● **THE PROBLEM**
Turn the lines of the records from the one containing "wormhole xyxy=(248,286,251,289)" through the one containing "music-staff-line: ¬▪ˈ ˌ·", both included, into a numbered list with no blank lines.

* * *

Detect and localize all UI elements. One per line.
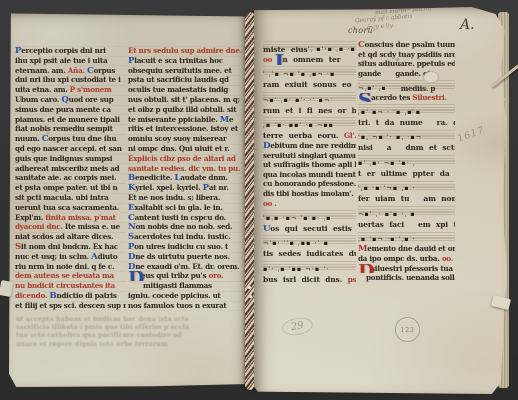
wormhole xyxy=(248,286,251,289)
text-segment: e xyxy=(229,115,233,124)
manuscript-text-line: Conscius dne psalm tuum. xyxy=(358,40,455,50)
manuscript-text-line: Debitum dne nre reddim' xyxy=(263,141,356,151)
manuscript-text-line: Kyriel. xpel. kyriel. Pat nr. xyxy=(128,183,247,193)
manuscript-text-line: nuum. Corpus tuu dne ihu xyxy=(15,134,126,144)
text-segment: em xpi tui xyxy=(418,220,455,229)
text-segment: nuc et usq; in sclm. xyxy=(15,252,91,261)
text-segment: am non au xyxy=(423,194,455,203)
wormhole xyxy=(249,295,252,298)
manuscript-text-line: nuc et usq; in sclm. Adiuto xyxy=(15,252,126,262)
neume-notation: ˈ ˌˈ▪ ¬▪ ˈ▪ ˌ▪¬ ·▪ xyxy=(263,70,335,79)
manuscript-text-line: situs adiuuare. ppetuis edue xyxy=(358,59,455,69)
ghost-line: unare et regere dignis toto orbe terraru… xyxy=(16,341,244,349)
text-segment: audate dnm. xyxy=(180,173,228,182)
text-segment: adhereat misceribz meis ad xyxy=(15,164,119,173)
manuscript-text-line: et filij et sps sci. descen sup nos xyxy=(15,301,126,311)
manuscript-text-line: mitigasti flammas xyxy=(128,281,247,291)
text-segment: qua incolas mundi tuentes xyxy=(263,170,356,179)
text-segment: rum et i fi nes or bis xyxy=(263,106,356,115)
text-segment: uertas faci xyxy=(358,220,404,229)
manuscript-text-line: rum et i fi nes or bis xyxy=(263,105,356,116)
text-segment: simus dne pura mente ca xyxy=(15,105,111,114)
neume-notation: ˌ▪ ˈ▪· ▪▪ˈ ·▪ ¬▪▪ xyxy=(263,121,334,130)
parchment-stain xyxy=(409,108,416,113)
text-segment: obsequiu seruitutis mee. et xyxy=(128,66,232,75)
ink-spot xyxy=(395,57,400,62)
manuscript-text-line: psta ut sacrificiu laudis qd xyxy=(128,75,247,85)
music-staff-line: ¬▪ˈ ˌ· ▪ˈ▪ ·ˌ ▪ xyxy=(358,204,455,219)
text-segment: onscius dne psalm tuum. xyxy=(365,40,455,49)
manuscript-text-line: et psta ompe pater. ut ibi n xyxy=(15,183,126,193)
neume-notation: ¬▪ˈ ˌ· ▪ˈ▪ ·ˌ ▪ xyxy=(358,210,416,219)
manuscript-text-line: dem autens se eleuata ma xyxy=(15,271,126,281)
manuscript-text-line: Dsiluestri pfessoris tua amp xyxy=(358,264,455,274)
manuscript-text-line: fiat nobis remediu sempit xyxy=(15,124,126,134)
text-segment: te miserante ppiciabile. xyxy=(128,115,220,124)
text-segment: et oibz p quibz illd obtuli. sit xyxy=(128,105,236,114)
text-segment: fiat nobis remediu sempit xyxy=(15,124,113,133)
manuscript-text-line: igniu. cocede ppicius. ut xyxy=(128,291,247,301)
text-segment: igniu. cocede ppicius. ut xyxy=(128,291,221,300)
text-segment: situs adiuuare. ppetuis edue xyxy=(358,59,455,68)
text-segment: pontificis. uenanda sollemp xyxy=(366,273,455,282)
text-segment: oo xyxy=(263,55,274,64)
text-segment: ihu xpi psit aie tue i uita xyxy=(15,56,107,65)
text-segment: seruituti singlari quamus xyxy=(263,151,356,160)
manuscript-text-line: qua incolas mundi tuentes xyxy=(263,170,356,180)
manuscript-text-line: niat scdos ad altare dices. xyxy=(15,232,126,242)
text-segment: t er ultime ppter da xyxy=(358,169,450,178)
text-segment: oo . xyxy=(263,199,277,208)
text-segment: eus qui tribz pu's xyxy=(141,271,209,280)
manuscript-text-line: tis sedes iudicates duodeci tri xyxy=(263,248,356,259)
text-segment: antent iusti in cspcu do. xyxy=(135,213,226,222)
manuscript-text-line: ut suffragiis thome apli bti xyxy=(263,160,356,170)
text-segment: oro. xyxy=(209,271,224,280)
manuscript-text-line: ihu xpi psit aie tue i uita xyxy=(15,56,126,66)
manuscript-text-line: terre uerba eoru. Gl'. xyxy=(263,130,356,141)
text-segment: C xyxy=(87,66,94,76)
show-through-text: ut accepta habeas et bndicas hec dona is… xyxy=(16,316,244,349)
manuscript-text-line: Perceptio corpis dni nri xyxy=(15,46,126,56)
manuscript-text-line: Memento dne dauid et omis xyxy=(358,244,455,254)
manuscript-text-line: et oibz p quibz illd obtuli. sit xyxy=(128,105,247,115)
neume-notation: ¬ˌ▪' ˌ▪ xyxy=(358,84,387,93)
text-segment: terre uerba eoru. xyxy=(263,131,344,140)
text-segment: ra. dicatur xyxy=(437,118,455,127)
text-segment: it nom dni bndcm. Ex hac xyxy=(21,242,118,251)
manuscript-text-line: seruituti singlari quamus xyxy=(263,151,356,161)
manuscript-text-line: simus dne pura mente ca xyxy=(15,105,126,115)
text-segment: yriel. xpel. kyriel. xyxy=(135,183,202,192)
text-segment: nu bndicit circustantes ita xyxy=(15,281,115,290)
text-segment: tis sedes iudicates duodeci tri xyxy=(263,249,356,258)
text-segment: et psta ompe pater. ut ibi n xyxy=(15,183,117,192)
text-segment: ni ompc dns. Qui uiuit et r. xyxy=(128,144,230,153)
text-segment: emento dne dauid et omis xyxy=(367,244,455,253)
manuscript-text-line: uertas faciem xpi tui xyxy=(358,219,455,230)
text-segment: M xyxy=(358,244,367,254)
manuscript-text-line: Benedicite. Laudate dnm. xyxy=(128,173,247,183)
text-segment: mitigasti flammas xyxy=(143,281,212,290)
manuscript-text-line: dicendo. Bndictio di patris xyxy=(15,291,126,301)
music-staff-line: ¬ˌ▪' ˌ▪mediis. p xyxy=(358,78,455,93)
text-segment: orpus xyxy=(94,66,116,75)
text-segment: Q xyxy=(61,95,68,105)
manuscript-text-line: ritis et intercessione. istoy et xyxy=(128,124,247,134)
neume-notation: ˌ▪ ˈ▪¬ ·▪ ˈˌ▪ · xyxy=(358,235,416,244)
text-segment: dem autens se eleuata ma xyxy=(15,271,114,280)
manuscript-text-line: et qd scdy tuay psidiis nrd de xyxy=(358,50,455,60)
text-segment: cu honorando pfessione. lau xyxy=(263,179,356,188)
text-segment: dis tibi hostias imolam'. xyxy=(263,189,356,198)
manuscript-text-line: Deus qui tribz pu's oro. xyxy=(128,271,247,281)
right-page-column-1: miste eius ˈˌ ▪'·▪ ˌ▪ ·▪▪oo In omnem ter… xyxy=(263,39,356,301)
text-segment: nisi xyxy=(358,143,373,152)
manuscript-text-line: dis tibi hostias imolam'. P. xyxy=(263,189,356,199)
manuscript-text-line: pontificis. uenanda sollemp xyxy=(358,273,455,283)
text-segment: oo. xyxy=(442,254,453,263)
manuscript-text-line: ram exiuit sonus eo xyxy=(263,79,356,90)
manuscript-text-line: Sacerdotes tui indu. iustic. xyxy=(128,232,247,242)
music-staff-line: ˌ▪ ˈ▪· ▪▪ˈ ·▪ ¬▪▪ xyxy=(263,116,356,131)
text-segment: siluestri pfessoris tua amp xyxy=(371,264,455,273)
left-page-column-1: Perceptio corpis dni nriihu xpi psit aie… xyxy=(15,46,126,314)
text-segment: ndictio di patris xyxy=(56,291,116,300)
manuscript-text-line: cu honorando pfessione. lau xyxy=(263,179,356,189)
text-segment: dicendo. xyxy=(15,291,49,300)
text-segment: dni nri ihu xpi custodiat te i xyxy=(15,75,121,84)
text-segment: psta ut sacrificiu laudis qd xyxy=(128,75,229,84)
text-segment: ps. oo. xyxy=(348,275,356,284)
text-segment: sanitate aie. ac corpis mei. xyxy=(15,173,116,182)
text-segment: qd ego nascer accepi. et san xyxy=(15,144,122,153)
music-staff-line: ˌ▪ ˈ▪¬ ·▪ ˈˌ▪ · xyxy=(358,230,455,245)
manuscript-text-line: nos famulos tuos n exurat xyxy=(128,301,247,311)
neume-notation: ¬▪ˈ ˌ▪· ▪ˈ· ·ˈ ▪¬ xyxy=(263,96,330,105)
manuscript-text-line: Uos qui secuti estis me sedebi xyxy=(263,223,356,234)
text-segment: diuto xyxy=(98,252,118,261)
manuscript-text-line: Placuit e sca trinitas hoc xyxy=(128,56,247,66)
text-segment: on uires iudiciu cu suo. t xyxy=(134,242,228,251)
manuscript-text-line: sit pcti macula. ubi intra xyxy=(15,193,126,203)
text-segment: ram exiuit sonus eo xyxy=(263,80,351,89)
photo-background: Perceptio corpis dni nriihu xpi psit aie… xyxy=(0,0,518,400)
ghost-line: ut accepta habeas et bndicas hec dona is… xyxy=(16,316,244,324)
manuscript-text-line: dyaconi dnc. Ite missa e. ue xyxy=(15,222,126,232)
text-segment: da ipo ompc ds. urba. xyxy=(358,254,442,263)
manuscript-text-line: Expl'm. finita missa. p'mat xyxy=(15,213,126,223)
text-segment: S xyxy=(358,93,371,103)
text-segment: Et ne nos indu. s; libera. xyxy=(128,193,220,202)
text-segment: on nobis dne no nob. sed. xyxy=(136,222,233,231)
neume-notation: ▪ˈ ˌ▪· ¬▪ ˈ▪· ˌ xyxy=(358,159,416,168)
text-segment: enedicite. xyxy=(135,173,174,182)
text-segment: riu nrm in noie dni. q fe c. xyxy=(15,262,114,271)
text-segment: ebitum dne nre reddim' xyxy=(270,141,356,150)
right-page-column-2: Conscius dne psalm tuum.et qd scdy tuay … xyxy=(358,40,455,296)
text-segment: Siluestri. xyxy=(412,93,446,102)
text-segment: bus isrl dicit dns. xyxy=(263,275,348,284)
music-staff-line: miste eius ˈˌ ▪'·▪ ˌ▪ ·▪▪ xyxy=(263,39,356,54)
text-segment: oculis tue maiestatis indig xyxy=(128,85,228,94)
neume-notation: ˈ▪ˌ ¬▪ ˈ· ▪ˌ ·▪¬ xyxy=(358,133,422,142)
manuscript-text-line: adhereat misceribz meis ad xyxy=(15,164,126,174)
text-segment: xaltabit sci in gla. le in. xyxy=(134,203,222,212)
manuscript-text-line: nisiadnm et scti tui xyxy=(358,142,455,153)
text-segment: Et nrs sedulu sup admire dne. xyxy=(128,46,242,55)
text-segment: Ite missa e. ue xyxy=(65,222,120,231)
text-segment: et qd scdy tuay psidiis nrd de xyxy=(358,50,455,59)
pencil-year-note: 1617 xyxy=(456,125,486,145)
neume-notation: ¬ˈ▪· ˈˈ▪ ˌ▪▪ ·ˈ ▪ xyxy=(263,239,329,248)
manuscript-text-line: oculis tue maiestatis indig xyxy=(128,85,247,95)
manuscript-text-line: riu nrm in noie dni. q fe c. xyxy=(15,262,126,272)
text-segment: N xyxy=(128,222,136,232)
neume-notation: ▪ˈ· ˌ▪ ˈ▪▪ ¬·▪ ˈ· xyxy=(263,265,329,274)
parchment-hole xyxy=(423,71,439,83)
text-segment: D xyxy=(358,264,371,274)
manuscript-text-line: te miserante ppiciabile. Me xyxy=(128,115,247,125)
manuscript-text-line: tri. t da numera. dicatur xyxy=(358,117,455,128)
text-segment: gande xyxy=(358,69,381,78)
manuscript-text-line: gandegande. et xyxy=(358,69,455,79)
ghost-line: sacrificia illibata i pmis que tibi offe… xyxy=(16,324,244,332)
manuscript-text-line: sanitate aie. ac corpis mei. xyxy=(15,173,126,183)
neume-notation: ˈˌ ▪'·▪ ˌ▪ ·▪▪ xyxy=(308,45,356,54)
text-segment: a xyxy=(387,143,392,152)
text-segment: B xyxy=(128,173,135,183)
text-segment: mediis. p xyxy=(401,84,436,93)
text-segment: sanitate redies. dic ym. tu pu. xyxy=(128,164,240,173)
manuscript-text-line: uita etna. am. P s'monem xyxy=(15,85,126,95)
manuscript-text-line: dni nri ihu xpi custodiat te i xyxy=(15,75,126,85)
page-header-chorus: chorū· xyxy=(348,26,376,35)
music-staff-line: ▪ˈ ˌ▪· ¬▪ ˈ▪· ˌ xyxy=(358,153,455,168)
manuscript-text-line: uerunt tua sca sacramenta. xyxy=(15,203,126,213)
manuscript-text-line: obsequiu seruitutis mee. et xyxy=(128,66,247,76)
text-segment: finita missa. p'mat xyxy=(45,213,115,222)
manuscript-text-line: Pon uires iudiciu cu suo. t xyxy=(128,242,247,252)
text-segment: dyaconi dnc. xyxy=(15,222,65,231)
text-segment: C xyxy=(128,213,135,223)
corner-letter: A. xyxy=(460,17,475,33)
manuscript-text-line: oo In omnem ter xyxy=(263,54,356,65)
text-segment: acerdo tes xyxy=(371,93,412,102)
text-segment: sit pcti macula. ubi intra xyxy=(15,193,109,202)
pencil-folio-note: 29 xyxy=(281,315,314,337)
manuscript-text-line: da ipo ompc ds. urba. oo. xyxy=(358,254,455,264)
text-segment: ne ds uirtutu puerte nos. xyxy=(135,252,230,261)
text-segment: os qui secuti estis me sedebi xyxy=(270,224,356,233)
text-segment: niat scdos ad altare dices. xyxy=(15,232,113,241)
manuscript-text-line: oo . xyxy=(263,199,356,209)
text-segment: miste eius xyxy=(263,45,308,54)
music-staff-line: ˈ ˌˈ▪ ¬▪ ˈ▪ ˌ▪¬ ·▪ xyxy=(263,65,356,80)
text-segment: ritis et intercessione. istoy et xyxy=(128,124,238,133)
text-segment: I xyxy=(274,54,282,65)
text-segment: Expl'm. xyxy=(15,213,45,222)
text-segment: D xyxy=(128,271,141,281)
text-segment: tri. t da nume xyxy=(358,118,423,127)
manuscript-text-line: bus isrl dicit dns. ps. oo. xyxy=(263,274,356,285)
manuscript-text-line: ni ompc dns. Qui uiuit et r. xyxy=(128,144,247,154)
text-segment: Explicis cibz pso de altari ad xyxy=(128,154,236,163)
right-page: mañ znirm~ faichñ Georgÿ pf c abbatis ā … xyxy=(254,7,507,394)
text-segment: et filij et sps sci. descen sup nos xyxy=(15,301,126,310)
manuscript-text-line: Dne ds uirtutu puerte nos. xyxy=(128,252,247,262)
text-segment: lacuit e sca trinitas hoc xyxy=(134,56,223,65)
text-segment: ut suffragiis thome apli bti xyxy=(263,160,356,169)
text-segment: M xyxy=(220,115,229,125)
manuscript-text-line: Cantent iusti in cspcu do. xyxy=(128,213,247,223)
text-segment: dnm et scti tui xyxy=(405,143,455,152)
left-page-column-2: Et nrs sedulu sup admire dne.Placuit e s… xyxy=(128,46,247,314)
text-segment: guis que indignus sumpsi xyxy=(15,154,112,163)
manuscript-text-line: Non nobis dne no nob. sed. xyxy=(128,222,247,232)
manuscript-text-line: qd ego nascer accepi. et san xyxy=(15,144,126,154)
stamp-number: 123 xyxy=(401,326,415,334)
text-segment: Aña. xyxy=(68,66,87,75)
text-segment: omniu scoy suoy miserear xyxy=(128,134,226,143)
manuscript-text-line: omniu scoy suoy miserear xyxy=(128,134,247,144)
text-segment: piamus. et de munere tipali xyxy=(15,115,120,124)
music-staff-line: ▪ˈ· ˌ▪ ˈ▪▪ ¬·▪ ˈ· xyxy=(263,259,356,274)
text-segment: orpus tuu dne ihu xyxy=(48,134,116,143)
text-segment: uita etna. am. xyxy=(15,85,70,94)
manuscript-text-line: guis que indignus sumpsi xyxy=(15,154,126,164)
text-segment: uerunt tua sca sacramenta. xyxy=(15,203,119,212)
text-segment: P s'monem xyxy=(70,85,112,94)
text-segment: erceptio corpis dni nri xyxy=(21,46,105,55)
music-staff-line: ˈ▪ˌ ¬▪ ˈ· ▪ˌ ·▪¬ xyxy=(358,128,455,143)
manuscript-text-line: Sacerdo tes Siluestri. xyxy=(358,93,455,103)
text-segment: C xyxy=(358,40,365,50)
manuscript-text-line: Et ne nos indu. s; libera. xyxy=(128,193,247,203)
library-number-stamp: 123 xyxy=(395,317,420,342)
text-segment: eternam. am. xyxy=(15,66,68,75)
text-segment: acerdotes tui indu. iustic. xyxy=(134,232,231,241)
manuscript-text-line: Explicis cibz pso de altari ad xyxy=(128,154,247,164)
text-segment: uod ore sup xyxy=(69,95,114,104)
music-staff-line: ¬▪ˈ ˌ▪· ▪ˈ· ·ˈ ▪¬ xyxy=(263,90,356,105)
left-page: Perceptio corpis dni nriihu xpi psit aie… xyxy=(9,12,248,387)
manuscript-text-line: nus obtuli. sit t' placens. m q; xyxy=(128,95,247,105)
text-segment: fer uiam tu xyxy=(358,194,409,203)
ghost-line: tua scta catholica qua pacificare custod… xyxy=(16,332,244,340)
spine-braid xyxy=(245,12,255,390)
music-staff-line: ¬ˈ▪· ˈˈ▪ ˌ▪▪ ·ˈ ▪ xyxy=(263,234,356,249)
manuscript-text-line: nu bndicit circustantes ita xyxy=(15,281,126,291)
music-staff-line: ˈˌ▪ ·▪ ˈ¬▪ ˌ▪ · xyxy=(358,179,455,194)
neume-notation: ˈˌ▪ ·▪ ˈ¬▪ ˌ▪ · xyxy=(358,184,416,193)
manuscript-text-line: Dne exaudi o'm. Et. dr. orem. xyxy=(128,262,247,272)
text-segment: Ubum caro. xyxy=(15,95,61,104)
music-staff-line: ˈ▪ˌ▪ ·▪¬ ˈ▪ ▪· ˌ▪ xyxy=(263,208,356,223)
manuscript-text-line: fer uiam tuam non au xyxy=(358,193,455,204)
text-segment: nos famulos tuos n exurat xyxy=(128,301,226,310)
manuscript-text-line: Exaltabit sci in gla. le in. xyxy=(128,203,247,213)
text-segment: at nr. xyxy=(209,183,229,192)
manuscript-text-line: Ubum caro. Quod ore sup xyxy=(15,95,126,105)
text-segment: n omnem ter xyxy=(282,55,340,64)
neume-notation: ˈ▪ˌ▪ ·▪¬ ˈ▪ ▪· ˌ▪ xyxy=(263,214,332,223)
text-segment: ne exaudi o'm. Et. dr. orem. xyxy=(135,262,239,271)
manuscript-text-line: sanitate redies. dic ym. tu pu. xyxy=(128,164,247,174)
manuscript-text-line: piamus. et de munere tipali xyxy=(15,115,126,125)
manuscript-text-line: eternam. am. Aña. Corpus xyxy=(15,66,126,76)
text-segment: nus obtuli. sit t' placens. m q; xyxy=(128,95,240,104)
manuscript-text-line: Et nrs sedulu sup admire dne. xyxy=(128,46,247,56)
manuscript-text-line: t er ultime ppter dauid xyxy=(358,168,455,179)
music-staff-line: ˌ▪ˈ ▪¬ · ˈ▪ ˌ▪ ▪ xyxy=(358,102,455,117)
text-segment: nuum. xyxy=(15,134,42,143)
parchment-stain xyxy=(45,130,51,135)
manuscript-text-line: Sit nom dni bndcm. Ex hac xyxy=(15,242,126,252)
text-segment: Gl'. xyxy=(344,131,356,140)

* * *

● **FINAL ANSWER**
1. wormhole xyxy=(248,286,251,289)
2. text-segment: e xyxy=(229,115,233,124)
3. manuscript-text-line: Conscius dne psalm tuum. xyxy=(358,40,455,50)
4. manuscript-text-line: Debitum dne nre reddim' xyxy=(263,141,356,151)
5. manuscript-text-line: Kyriel. xpel. kyriel. Pat nr. xyxy=(128,183,247,193)
6. manuscript-text-line: nuum. Corpus tuu dne ihu xyxy=(15,134,126,144)
7. text-segment: em xpi tui xyxy=(418,220,455,229)
8. text-segment: nuc et usq; in sclm. xyxy=(15,252,91,261)
9. text-segment: am non au xyxy=(423,194,455,203)
10. wormhole xyxy=(249,295,252,298)
11. manuscript-text-line: nuc et usq; in sclm. Adiuto xyxy=(15,252,126,262)
12. neume-notation: ˈ ˌˈ▪ ¬▪ ˈ▪ ˌ▪¬ ·▪ xyxy=(263,70,335,79)
13. manuscript-text-line: situs adiuuare. ppetuis edue xyxy=(358,59,455,69)
14. ghost-line: unare et regere dignis toto orbe terraru… xyxy=(16,341,244,349)
15. text-segment: audate dnm. xyxy=(180,173,228,182)
16. text-segment: adhereat misceribz meis ad xyxy=(15,164,119,173)
17. manuscript-text-line: et filij et sps sci. descen sup nos xyxy=(15,301,126,311)
18. manuscript-text-line: mitigasti flammas xyxy=(128,281,247,291)
19. text-segment: qua incolas mundi tuentes xyxy=(263,170,356,179)
20. text-segment: rum et i fi nes or bis xyxy=(263,106,356,115)
21. text-segment: uertas faci xyxy=(358,220,404,229)
22. manuscript-text-line: rum et i fi nes or bis xyxy=(263,105,356,116)
23. text-segment: simus dne pura mente ca xyxy=(15,105,111,114)
24. neume-notation: ˌ▪ ˈ▪· ▪▪ˈ ·▪ ¬▪▪ xyxy=(263,121,334,130)
25. parchment-stain xyxy=(409,108,416,113)
26. text-segment: obsequiu seruitutis mee. et xyxy=(128,66,232,75)
27. ink-spot xyxy=(395,57,400,62)
28. manuscript-text-line: psta ut sacrificiu laudis qd xyxy=(128,75,247,85)
29. music-staff-line: ¬▪ˈ ˌ· ▪ˈ▪ ·ˌ ▪ xyxy=(358,204,455,219)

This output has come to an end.